> **Problem**: Below are records; work out how many of their lines hold the string "接触一些同学和老师" and give that number alone.

> **Entries provided**:
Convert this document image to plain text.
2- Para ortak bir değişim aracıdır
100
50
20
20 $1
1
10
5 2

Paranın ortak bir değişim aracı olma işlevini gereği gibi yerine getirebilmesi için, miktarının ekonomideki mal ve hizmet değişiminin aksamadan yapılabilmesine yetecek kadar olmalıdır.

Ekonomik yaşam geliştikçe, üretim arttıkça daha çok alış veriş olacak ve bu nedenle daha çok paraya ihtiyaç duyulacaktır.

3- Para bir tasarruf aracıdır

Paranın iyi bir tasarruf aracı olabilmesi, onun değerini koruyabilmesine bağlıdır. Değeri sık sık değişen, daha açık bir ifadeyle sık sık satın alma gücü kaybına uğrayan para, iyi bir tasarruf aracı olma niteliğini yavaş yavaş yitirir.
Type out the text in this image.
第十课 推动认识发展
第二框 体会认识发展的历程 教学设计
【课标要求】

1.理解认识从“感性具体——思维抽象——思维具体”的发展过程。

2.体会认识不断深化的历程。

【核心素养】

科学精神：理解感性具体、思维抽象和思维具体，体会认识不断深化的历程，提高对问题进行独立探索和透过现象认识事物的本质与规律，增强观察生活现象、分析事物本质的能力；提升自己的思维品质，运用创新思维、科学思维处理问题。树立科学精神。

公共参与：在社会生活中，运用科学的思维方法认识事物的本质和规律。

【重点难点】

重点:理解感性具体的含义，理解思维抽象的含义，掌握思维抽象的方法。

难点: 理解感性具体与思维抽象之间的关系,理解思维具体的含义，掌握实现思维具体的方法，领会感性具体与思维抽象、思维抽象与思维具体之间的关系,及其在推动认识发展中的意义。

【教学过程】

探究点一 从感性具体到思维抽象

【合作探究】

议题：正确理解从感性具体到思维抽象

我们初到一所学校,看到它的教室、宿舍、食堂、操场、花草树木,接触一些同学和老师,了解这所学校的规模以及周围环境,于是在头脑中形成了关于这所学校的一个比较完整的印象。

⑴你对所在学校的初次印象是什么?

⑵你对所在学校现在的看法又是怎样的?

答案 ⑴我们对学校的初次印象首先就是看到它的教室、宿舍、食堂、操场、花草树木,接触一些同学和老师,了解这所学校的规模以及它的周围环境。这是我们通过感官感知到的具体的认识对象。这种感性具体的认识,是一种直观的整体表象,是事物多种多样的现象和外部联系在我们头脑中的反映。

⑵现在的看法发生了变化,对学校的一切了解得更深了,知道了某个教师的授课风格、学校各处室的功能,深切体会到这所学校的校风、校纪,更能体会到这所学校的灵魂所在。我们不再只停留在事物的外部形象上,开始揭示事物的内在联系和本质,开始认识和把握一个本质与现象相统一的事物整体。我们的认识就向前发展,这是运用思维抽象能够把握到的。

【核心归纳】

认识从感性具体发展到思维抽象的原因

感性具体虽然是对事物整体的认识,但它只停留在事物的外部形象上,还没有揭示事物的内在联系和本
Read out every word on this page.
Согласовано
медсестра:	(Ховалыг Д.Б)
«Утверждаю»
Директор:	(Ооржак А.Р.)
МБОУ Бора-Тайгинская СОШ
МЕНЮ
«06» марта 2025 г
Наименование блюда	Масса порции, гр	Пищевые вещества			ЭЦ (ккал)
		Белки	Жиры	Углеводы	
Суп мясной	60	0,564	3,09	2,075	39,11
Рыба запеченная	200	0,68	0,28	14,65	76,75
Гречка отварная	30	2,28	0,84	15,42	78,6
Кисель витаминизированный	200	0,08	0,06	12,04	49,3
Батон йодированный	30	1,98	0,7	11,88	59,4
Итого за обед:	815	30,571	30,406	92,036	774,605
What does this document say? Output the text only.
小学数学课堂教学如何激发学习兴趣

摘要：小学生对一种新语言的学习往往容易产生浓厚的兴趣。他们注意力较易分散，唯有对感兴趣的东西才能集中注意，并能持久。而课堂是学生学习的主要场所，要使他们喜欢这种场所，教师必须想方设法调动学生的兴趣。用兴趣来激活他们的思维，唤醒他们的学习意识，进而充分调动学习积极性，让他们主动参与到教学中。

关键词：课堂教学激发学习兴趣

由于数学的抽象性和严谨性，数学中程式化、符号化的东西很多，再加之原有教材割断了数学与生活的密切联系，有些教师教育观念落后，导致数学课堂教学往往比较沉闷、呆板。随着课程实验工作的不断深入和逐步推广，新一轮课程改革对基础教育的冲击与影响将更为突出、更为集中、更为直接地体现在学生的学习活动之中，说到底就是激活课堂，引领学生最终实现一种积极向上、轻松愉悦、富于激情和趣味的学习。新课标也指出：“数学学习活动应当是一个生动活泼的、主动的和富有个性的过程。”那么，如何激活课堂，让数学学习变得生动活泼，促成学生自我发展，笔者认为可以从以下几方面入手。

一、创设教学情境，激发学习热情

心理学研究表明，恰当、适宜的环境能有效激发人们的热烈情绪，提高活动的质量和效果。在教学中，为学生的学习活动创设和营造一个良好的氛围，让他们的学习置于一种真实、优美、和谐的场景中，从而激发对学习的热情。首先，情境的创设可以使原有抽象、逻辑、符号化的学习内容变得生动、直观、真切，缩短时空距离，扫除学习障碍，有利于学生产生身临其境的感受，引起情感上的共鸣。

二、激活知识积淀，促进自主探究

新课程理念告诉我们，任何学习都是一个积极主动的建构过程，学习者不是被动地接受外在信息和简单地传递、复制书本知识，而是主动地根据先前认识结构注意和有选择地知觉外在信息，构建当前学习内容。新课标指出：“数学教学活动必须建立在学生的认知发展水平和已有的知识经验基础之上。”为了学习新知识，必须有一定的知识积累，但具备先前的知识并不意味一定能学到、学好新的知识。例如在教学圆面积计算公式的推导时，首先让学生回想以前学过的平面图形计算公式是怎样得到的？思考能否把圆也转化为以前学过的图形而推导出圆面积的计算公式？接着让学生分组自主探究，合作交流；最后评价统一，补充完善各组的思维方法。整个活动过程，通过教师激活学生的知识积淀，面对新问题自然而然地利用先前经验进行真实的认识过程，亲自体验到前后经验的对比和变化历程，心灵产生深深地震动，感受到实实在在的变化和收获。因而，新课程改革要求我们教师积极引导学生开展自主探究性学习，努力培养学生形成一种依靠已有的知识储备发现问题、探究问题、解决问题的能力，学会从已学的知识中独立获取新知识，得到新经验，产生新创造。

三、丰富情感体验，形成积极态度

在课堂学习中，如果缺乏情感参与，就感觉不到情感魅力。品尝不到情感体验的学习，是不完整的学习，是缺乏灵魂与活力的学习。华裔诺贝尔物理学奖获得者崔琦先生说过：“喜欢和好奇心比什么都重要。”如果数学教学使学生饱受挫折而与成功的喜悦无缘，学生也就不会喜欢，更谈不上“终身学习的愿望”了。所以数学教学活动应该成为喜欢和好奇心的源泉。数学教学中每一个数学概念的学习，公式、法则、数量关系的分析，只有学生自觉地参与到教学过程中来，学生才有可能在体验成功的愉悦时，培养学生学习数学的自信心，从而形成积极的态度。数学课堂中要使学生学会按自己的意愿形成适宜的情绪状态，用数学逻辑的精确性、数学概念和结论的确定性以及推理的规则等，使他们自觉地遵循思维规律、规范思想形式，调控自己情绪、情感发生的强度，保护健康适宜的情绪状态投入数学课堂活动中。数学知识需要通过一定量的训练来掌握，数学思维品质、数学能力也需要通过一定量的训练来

> **Answer**: 2